## begin Listing

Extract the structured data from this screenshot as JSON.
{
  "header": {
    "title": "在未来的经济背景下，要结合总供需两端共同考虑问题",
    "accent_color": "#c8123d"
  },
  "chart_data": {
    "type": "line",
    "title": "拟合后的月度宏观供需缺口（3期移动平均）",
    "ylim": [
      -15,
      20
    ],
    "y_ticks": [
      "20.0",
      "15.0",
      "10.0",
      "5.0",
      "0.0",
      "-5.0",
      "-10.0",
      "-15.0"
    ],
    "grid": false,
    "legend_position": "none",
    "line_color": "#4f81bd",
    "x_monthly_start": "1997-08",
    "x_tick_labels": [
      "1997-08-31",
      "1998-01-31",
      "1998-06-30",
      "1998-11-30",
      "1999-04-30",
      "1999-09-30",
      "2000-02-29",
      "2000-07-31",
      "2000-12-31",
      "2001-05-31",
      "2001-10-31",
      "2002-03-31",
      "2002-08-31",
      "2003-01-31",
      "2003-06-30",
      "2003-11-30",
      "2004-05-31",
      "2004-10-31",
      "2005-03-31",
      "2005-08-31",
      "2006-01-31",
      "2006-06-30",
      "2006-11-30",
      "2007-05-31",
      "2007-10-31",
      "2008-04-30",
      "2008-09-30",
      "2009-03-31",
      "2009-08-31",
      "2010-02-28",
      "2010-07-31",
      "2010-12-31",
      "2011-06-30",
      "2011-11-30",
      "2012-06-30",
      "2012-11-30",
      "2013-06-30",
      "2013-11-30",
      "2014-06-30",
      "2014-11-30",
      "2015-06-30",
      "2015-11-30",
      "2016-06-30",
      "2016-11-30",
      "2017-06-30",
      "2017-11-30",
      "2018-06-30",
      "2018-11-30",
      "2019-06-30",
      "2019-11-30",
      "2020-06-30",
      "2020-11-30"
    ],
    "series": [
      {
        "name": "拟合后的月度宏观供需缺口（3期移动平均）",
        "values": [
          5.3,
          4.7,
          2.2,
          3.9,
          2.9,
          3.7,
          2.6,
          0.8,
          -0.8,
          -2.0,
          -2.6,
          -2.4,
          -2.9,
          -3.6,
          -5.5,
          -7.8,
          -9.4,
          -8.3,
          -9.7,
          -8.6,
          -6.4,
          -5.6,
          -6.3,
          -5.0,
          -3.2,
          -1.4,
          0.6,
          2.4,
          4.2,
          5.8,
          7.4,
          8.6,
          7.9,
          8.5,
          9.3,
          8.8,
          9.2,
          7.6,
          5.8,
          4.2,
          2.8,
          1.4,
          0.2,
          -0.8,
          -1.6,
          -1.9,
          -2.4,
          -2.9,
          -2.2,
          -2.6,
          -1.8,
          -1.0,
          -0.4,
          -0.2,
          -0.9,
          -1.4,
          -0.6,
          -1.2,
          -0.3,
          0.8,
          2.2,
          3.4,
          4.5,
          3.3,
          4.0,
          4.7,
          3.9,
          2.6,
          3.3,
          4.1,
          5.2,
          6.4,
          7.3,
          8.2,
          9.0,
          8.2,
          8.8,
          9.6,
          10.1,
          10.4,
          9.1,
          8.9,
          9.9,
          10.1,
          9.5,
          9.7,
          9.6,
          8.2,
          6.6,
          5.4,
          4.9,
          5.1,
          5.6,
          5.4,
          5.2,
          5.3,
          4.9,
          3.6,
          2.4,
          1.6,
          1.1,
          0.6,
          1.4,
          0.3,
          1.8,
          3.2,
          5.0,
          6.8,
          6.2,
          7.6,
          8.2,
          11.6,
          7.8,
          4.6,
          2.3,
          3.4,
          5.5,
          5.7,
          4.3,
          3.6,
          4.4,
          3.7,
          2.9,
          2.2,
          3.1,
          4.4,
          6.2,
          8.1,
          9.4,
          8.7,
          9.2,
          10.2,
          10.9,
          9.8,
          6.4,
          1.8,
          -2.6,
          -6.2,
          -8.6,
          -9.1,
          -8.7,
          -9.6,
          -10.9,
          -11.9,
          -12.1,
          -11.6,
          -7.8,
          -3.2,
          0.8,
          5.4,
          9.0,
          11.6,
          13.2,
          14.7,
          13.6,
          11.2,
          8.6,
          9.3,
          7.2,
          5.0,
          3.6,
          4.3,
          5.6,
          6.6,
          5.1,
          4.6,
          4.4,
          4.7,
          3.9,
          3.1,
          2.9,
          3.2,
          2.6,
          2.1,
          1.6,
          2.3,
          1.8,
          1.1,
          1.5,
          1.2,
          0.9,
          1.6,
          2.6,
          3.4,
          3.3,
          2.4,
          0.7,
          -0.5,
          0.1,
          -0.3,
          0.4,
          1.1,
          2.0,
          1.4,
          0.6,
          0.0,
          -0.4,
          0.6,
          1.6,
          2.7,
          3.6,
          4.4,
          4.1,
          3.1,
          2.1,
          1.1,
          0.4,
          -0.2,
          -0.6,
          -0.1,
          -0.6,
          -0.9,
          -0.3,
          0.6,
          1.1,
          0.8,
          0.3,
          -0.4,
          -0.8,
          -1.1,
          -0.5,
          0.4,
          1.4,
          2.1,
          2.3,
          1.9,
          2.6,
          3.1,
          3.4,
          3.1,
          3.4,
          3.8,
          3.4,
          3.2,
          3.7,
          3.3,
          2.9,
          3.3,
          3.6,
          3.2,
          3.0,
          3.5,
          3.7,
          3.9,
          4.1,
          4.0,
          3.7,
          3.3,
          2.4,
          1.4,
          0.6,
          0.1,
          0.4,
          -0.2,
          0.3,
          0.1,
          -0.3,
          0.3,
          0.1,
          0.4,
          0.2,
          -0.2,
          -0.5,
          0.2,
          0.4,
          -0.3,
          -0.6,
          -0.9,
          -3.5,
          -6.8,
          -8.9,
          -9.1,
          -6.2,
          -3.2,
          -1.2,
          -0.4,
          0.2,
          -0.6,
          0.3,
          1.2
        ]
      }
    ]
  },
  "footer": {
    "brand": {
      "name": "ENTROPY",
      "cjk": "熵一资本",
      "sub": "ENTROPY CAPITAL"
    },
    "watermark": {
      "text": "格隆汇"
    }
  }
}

## end Listing

# [Aim of the task]
Tell how many lines include "name". The number is the whole answer.

# [Task output]
2